**WORK TO COMPLETE:** Please give the data below again in full, exactly as it stands.

**MATERIAL SUPPLIED:**
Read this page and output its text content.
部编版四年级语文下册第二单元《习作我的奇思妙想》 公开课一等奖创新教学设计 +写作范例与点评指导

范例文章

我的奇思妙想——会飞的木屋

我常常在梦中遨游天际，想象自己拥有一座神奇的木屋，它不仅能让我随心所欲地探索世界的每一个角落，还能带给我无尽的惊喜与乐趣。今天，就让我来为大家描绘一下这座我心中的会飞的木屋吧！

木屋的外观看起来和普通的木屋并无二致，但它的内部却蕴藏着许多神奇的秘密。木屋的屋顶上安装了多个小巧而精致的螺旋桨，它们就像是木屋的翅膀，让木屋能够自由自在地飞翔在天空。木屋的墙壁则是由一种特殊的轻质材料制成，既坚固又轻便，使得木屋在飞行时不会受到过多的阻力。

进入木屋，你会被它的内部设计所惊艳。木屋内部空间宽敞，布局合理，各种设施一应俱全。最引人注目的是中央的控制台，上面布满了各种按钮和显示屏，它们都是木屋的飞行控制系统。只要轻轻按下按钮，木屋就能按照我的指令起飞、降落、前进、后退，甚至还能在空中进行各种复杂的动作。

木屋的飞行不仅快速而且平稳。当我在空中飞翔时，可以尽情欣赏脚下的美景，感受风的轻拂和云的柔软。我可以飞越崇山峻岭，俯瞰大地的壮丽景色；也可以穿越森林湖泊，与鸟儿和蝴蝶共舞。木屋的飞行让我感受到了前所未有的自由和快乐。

**PROBLEM SOLUTION:**
Read this page and output its text content.
部编版四年级语文下册第二单元《习作我的奇思妙想》 公开课一等奖创新教学设计 +写作范例与点评指导

范例文章

我的奇思妙想——会飞的木屋

我常常在梦中遨游天际，想象自己拥有一座神奇的木屋，它不仅能让我随心所欲地探索世界的每一个角落，还能带给我无尽的惊喜与乐趣。今天，就让我来为大家描绘一下这座我心中的会飞的木屋吧！

木屋的外观看起来和普通的木屋并无二致，但它的内部却蕴藏着许多神奇的秘密。木屋的屋顶上安装了多个小巧而精致的螺旋桨，它们就像是木屋的翅膀，让木屋能够自由自在地飞翔在天空。木屋的墙壁则是由一种特殊的轻质材料制成，既坚固又轻便，使得木屋在飞行时不会受到过多的阻力。

进入木屋，你会被它的内部设计所惊艳。木屋内部空间宽敞，布局合理，各种设施一应俱全。最引人注目的是中央的控制台，上面布满了各种按钮和显示屏，它们都是木屋的飞行控制系统。只要轻轻按下按钮，木屋就能按照我的指令起飞、降落、前进、后退，甚至还能在空中进行各种复杂的动作。

木屋的飞行不仅快速而且平稳。当我在空中飞翔时，可以尽情欣赏脚下的美景，感受风的轻拂和云的柔软。我可以飞越崇山峻岭，俯瞰大地的壮丽景色；也可以穿越森林湖泊，与鸟儿和蝴蝶共舞。木屋的飞行让我感受到了前所未有的自由和快乐。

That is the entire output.